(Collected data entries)
|---|
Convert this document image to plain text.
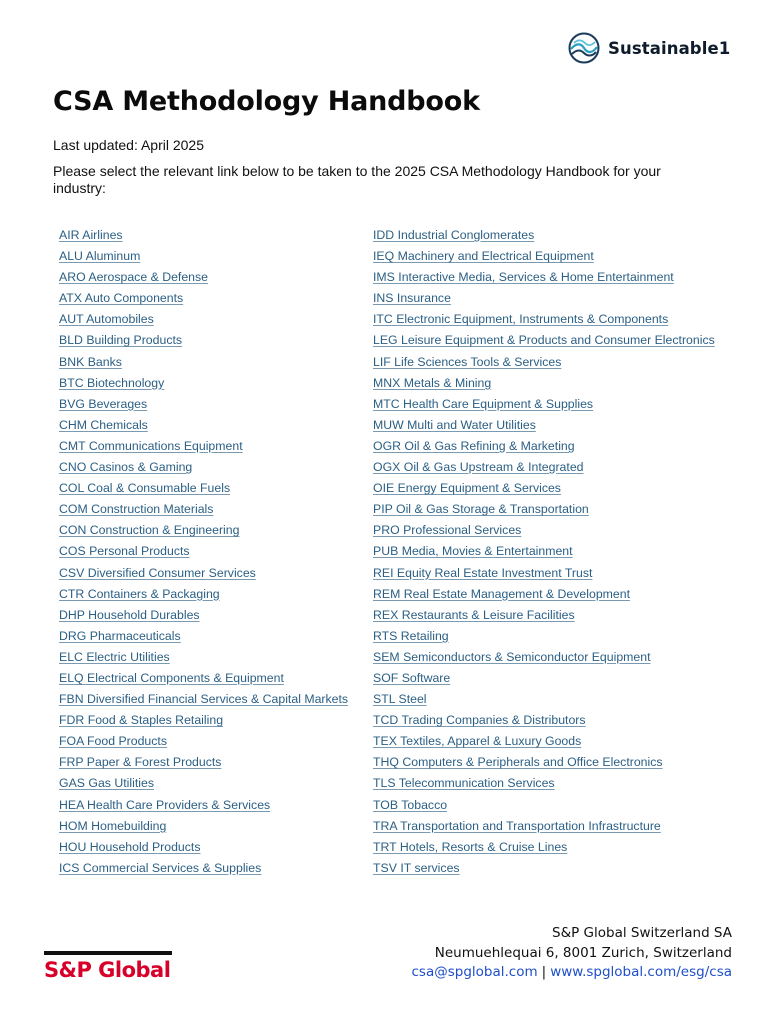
Sustainable1
CSA Methodology Handbook
Last updated: April 2025
Please select the relevant link below to be taken to the 2025 CSA Methodology Handbook for your industry:
AIR Airlines
ALU Aluminum
ARO Aerospace & Defense
ATX Auto Components
AUT Automobiles
BLD Building Products
BNK Banks
BTC Biotechnology
BVG Beverages
CHM Chemicals
CMT Communications Equipment
CNO Casinos & Gaming
COL Coal & Consumable Fuels
COM Construction Materials
CON Construction & Engineering
COS Personal Products
CSV Diversified Consumer Services
CTR Containers & Packaging
DHP Household Durables
DRG Pharmaceuticals
ELC Electric Utilities
ELQ Electrical Components & Equipment
FBN Diversified Financial Services & Capital Markets
FDR Food & Staples Retailing
FOA Food Products
FRP Paper & Forest Products
GAS Gas Utilities
HEA Health Care Providers & Services
HOM Homebuilding
HOU Household Products
ICS Commercial Services & Supplies
IDD Industrial Conglomerates
IEQ Machinery and Electrical Equipment
IMS Interactive Media, Services & Home Entertainment
INS Insurance
ITC Electronic Equipment, Instruments & Components
LEG Leisure Equipment & Products and Consumer Electronics
LIF Life Sciences Tools & Services
MNX Metals & Mining
MTC Health Care Equipment & Supplies
MUW Multi and Water Utilities
OGR Oil & Gas Refining & Marketing
OGX Oil & Gas Upstream & Integrated
OIE Energy Equipment & Services
PIP Oil & Gas Storage & Transportation
PRO Professional Services
PUB Media, Movies & Entertainment
REI Equity Real Estate Investment Trust
REM Real Estate Management & Development
REX Restaurants & Leisure Facilities
RTS Retailing
SEM Semiconductors & Semiconductor Equipment
SOF Software
STL Steel
TCD Trading Companies & Distributors
TEX Textiles, Apparel & Luxury Goods
THQ Computers & Peripherals and Office Electronics
TLS Telecommunication Services
TOB Tobacco
TRA Transportation and Transportation Infrastructure
TRT Hotels, Resorts & Cruise Lines
TSV IT services
S&P Global
S&P Global Switzerland SA
Neumuehlequai 6, 8001 Zurich, Switzerland
csa@spglobal.com | www.spglobal.com/esg/csa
|---|
From the listing above, return each line with the word "Utilities".

ELC Electric Utilities
GAS Gas Utilities
MUW Multi and Water Utilities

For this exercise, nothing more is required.